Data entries
-- BEGIN --

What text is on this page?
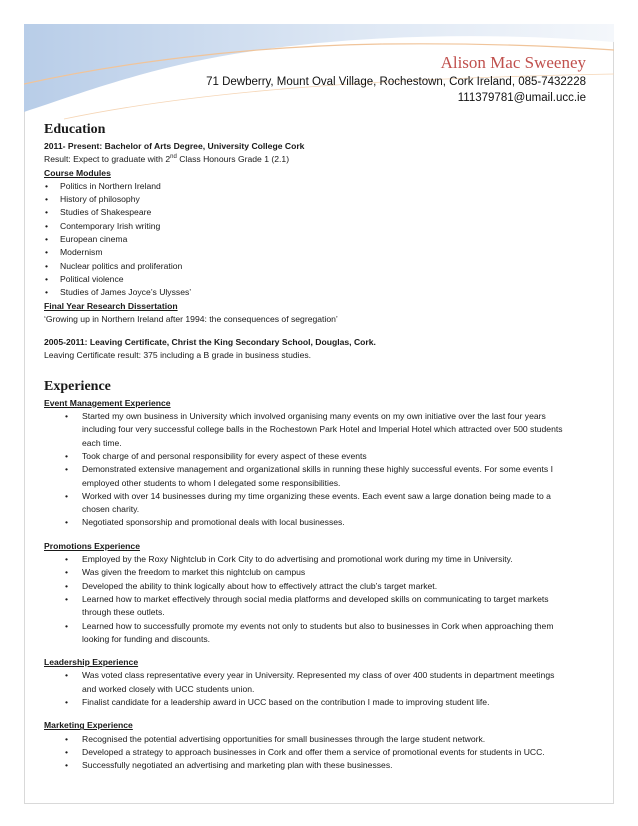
Alison Mac Sweeney
71 Dewberry, Mount Oval Village, Rochestown, Cork Ireland, 085-7432228
111379781@umail.ucc.ie
Education
2011- Present: Bachelor of Arts Degree, University College Cork
Result: Expect to graduate with 2nd Class Honours Grade 1 (2.1)
Course Modules
• Politics in Northern Ireland
• History of philosophy
• Studies of Shakespeare
• Contemporary Irish writing
• European cinema
• Modernism
• Nuclear politics and proliferation
• Political violence
• Studies of James Joyce’s Ulysses’
Final Year Research Dissertation
‘Growing up in Northern Ireland after 1994: the consequences of segregation’
2005-2011: Leaving Certificate, Christ the King Secondary School, Douglas, Cork.
Leaving Certificate result: 375 including a B grade in business studies.
Experience
Event Management Experience
• Started my own business in University which involved organising many events on my own initiative over the last four years including four very successful college balls in the Rochestown Park Hotel and Imperial Hotel which attracted over 500 students each time.
• Took charge of and personal responsibility for every aspect of these events
• Demonstrated extensive management and organizational skills in running these highly successful events. For some events I employed other students to whom I delegated some responsibilities.
• Worked with over 14 businesses during my time organizing these events. Each event saw a large donation being made to a chosen charity.
• Negotiated sponsorship and promotional deals with local businesses.
Promotions Experience
• Employed by the Roxy Nightclub in Cork City to do advertising and promotional work during my time in University.
• Was given the freedom to market this nightclub on campus
• Developed the ability to think logically about how to effectively attract the club’s target market.
• Learned how to market effectively through social media platforms and developed skills on communicating to target markets through these outlets.
• Learned how to successfully promote my events not only to students but also to businesses in Cork when approaching them looking for funding and discounts.
Leadership Experience
• Was voted class representative every year in University. Represented my class of over 400 students in department meetings and worked closely with UCC students union.
• Finalist candidate for a leadership award in UCC based on the contribution I made to improving student life.
Marketing Experience
• Recognised the potential advertising opportunities for small businesses through the large student network.
• Developed a strategy to approach businesses in Cork and offer them a service of promotional events for students in UCC.
• Successfully negotiated an advertising and marketing plan with these businesses.
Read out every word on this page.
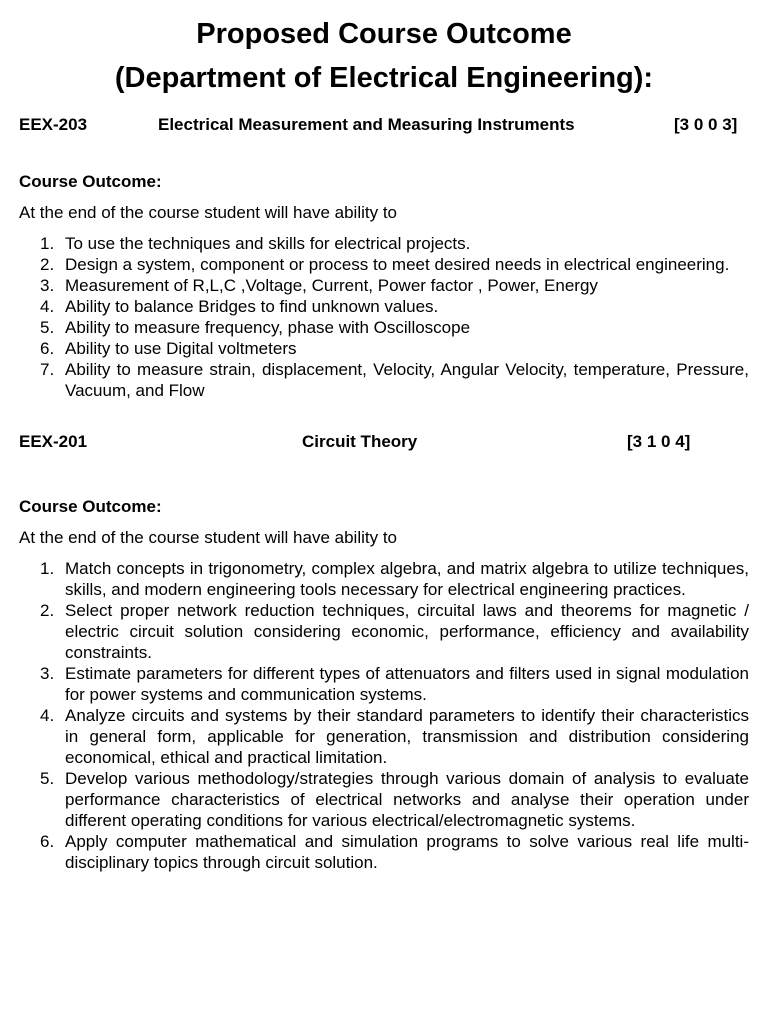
Proposed Course Outcome
(Department of Electrical Engineering):
EEX-203	Electrical Measurement and Measuring Instruments	[3 0 0 3]

Course Outcome:

At the end of the course student will have ability to

1. To use the techniques and skills for electrical projects.
2. Design a system, component or process to meet desired needs in electrical engineering.
3. Measurement of R,L,C ,Voltage, Current, Power factor , Power, Energy
4. Ability to balance Bridges to find unknown values.
5. Ability to measure frequency, phase with Oscilloscope
6. Ability to use Digital voltmeters
7. Ability to measure strain, displacement, Velocity, Angular Velocity, temperature, Pressure, Vacuum, and Flow
EEX-201	Circuit Theory	[3 1 0 4]

Course Outcome:

At the end of the course student will have ability to

1. Match concepts in trigonometry, complex algebra, and matrix algebra to utilize techniques, skills, and modern engineering tools necessary for electrical engineering practices.
2. Select proper network reduction techniques, circuital laws and theorems for magnetic / electric circuit solution considering economic, performance, efficiency and availability constraints.
3. Estimate parameters for different types of attenuators and filters used in signal modulation for power systems and communication systems.
4. Analyze circuits and systems by their standard parameters to identify their characteristics in general form, applicable for generation, transmission and distribution considering economical, ethical and practical limitation.
5. Develop various methodology/strategies through various domain of analysis to evaluate performance characteristics of electrical networks and analyse their operation under different operating conditions for various electrical/electromagnetic systems.
6. Apply computer mathematical and simulation programs to solve various real life multi-disciplinary topics through circuit solution.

-- END --

Task details: Using the records above, output their complete text exactly, minus any images.

Output:
What text is on this page?
Alison Mac Sweeney
71 Dewberry, Mount Oval Village, Rochestown, Cork Ireland, 085-7432228
111379781@umail.ucc.ie
Education
2011- Present: Bachelor of Arts Degree, University College Cork
Result: Expect to graduate with 2nd Class Honours Grade 1 (2.1)
Course Modules
• Politics in Northern Ireland
• History of philosophy
• Studies of Shakespeare
• Contemporary Irish writing
• European cinema
• Modernism
• Nuclear politics and proliferation
• Political violence
• Studies of James Joyce’s Ulysses’
Final Year Research Dissertation
‘Growing up in Northern Ireland after 1994: the consequences of segregation’
2005-2011: Leaving Certificate, Christ the King Secondary School, Douglas, Cork.
Leaving Certificate result: 375 including a B grade in business studies.
Experience
Event Management Experience
• Started my own business in University which involved organising many events on my own initiative over the last four years including four very successful college balls in the Rochestown Park Hotel and Imperial Hotel which attracted over 500 students each time.
• Took charge of and personal responsibility for every aspect of these events
• Demonstrated extensive management and organizational skills in running these highly successful events. For some events I employed other students to whom I delegated some responsibilities.
• Worked with over 14 businesses during my time organizing these events. Each event saw a large donation being made to a chosen charity.
• Negotiated sponsorship and promotional deals with local businesses.
Promotions Experience
• Employed by the Roxy Nightclub in Cork City to do advertising and promotional work during my time in University.
• Was given the freedom to market this nightclub on campus
• Developed the ability to think logically about how to effectively attract the club’s target market.
• Learned how to market effectively through social media platforms and developed skills on communicating to target markets through these outlets.
• Learned how to successfully promote my events not only to students but also to businesses in Cork when approaching them looking for funding and discounts.
Leadership Experience
• Was voted class representative every year in University. Represented my class of over 400 students in department meetings and worked closely with UCC students union.
• Finalist candidate for a leadership award in UCC based on the contribution I made to improving student life.
Marketing Experience
• Recognised the potential advertising opportunities for small businesses through the large student network.
• Developed a strategy to approach businesses in Cork and offer them a service of promotional events for students in UCC.
• Successfully negotiated an advertising and marketing plan with these businesses.
Read out every word on this page.
Proposed Course Outcome
(Department of Electrical Engineering):
EEX-203	Electrical Measurement and Measuring Instruments	[3 0 0 3]

Course Outcome:

At the end of the course student will have ability to

1. To use the techniques and skills for electrical projects.
2. Design a system, component or process to meet desired needs in electrical engineering.
3. Measurement of R,L,C ,Voltage, Current, Power factor , Power, Energy
4. Ability to balance Bridges to find unknown values.
5. Ability to measure frequency, phase with Oscilloscope
6. Ability to use Digital voltmeters
7. Ability to measure strain, displacement, Velocity, Angular Velocity, temperature, Pressure, Vacuum, and Flow
EEX-201	Circuit Theory	[3 1 0 4]

Course Outcome:

At the end of the course student will have ability to

1. Match concepts in trigonometry, complex algebra, and matrix algebra to utilize techniques, skills, and modern engineering tools necessary for electrical engineering practices.
2. Select proper network reduction techniques, circuital laws and theorems for magnetic / electric circuit solution considering economic, performance, efficiency and availability constraints.
3. Estimate parameters for different types of attenuators and filters used in signal modulation for power systems and communication systems.
4. Analyze circuits and systems by their standard parameters to identify their characteristics in general form, applicable for generation, transmission and distribution considering economical, ethical and practical limitation.
5. Develop various methodology/strategies through various domain of analysis to evaluate performance characteristics of electrical networks and analyse their operation under different operating conditions for various electrical/electromagnetic systems.
6. Apply computer mathematical and simulation programs to solve various real life multi-disciplinary topics through circuit solution.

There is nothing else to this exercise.